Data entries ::
^^^^^^^^^^^^^^^^

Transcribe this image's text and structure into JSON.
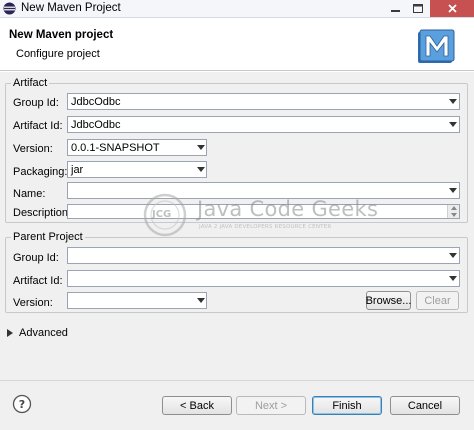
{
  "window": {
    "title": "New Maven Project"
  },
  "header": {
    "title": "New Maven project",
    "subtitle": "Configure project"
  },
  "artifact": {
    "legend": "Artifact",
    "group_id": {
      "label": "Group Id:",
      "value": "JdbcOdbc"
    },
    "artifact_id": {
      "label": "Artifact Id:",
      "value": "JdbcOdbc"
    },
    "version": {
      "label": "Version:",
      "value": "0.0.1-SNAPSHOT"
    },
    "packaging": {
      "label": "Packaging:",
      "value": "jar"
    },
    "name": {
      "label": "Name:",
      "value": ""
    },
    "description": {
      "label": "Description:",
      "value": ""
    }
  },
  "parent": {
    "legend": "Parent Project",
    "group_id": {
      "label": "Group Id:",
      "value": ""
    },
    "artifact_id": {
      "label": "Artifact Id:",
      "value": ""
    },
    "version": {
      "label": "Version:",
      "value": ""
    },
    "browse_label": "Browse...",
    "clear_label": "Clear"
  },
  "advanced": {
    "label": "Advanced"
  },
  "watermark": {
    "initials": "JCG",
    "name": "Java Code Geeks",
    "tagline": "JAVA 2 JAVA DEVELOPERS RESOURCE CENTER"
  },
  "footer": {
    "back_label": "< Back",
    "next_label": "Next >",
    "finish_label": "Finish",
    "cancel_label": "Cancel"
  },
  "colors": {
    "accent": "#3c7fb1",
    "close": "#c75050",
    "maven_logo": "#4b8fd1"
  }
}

^^^^^^^^^^^^^^^^

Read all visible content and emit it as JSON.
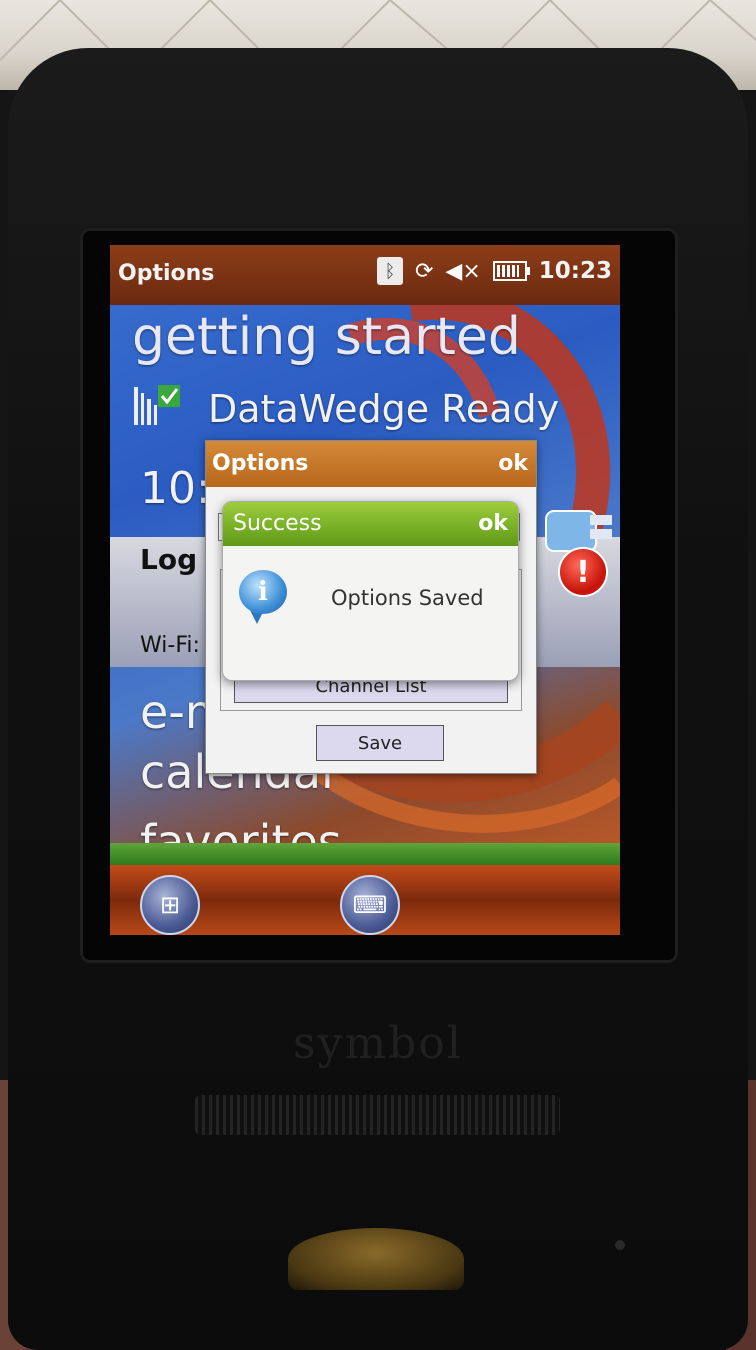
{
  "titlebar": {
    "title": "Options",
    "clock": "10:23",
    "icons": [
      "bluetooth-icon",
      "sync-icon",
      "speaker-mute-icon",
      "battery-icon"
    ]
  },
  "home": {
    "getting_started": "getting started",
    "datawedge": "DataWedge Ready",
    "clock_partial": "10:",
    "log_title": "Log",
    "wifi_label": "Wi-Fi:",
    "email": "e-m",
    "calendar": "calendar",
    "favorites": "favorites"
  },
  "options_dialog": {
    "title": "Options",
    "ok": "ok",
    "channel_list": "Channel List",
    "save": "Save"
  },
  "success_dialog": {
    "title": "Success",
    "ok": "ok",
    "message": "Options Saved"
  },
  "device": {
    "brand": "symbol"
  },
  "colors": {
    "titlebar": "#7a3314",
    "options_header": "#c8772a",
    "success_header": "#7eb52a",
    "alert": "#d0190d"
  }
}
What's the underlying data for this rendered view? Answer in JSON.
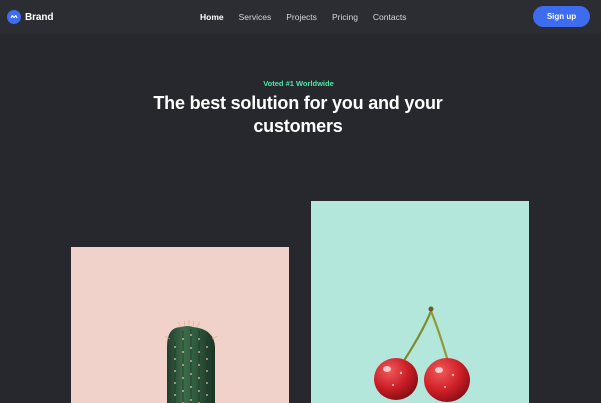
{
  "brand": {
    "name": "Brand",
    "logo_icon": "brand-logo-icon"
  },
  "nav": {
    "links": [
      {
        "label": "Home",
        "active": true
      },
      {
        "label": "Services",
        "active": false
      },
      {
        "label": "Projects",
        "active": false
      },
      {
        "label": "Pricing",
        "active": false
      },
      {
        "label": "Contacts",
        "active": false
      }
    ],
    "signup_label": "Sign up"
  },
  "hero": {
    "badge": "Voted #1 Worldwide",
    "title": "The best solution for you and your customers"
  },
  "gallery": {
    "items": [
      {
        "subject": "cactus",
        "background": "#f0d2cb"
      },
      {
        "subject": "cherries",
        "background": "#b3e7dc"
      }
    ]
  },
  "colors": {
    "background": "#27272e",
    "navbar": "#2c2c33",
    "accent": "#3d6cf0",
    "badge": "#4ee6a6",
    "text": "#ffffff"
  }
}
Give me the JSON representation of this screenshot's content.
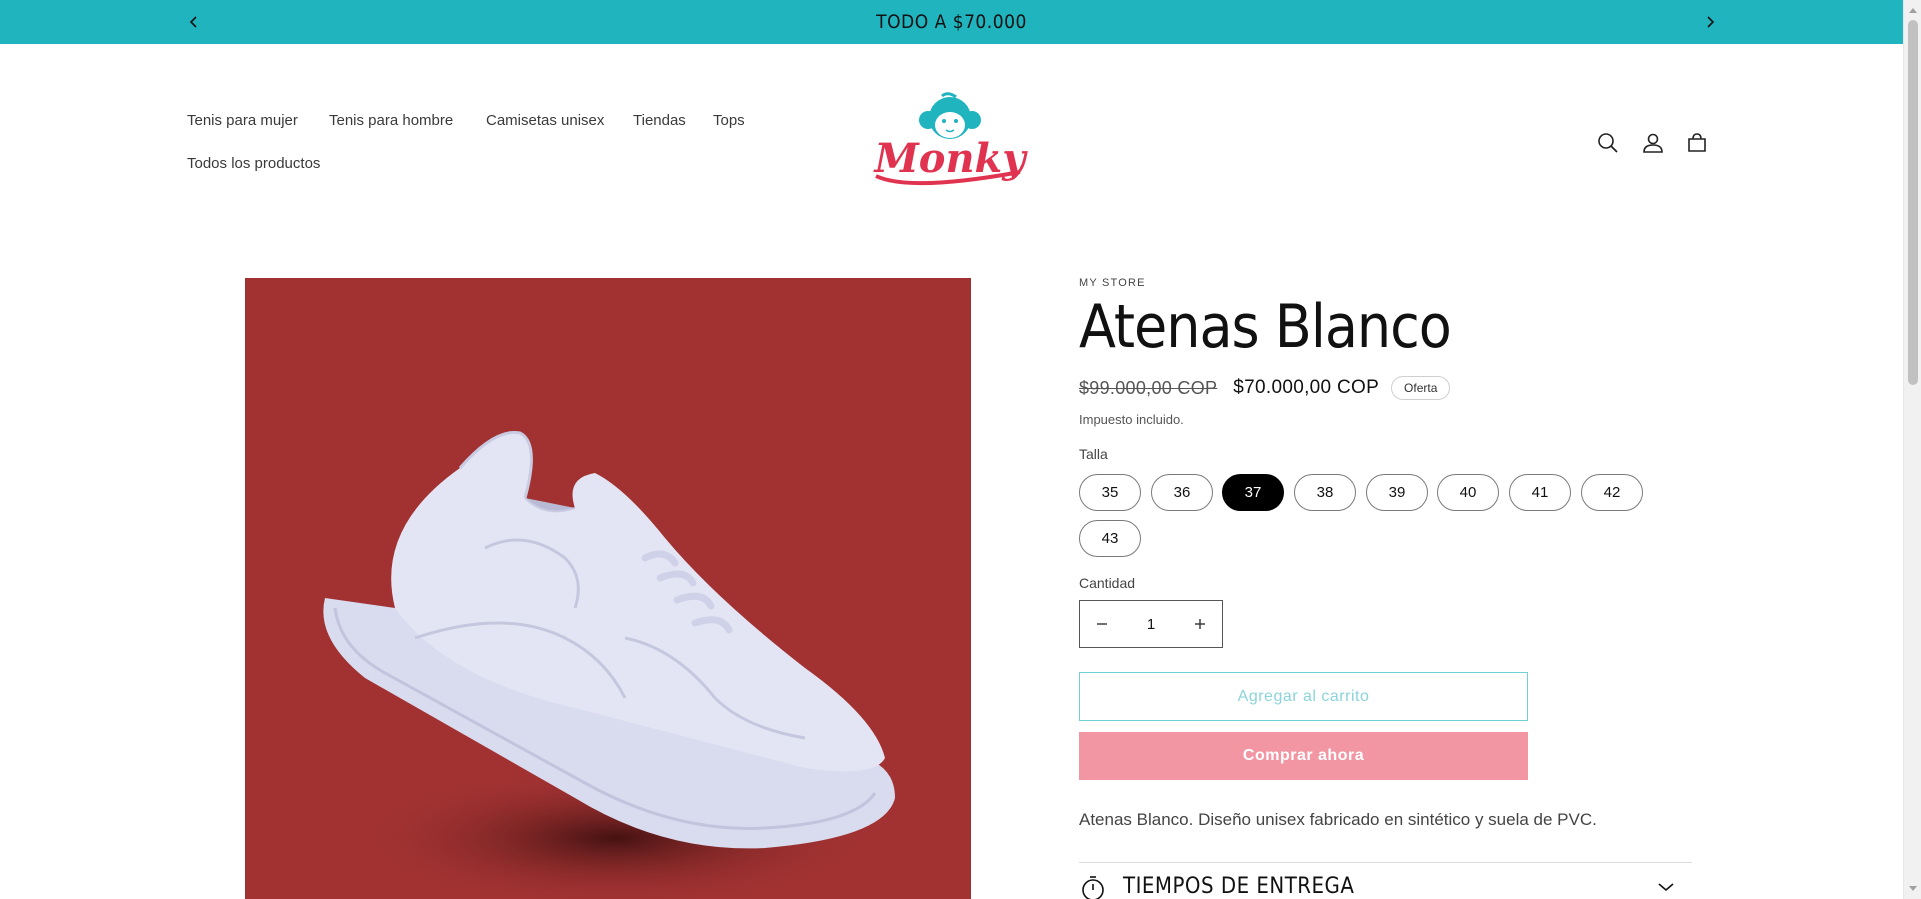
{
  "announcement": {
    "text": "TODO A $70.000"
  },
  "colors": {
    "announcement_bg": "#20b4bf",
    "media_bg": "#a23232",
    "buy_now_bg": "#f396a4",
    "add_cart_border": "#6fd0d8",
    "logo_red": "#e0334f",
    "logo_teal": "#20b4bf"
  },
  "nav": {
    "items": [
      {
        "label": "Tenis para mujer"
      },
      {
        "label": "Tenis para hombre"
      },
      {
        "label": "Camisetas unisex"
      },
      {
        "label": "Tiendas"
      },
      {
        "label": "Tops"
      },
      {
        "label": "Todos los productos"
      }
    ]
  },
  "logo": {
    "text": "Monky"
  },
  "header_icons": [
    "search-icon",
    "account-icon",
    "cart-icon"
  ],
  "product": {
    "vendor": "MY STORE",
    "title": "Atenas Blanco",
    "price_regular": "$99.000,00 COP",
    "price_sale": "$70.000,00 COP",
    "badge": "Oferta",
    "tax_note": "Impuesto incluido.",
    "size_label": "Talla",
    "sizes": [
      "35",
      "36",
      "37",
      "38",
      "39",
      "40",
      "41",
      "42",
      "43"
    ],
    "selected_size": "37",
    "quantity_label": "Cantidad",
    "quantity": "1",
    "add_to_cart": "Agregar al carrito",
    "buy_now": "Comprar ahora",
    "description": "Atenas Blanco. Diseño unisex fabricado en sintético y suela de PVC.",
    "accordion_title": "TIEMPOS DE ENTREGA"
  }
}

^^^^^^^^^^^^^^^^

Aim of the task ::
Make a list of all lines in the data that contain "this".

Exercise solution ::
Transcribe this image's text and structure into JSON.
What's the underlying data for this rendered view? Answer in JSON.
Give me the JSON representation of this screenshot's content.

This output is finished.